= Your task =
In the listing below, find the line containing "Read out every word on this page.". Write out that line and every line after it to the end, exactly and only those.

= Exercise inputs =
------------------------------------

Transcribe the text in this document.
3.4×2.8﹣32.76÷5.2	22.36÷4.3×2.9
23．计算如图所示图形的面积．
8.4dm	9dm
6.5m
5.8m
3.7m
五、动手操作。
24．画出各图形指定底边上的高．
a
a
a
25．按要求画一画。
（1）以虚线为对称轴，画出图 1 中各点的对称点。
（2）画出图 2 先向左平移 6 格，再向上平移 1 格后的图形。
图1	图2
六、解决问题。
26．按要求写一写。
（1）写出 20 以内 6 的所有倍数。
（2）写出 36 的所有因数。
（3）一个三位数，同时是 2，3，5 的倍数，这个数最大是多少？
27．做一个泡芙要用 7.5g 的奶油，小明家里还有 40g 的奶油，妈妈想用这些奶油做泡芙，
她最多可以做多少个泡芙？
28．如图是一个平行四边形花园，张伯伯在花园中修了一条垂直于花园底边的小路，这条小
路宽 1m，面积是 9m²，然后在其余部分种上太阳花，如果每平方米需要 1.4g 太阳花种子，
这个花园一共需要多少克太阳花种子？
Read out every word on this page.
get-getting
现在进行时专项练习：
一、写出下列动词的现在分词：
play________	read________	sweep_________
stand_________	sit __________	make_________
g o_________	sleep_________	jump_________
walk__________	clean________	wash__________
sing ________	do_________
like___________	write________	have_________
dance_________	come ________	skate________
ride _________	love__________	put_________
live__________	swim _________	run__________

------------------------------------

= Answer for the task =
Read out every word on this page.
get-getting
现在进行时专项练习：
一、写出下列动词的现在分词：
play________	read________	sweep_________
stand_________	sit __________	make_________
g o_________	sleep_________	jump_________
walk__________	clean________	wash__________
sing ________	do_________
like___________	write________	have_________
dance_________	come ________	skate________
ride _________	love__________	put_________
live__________	swim _________	run__________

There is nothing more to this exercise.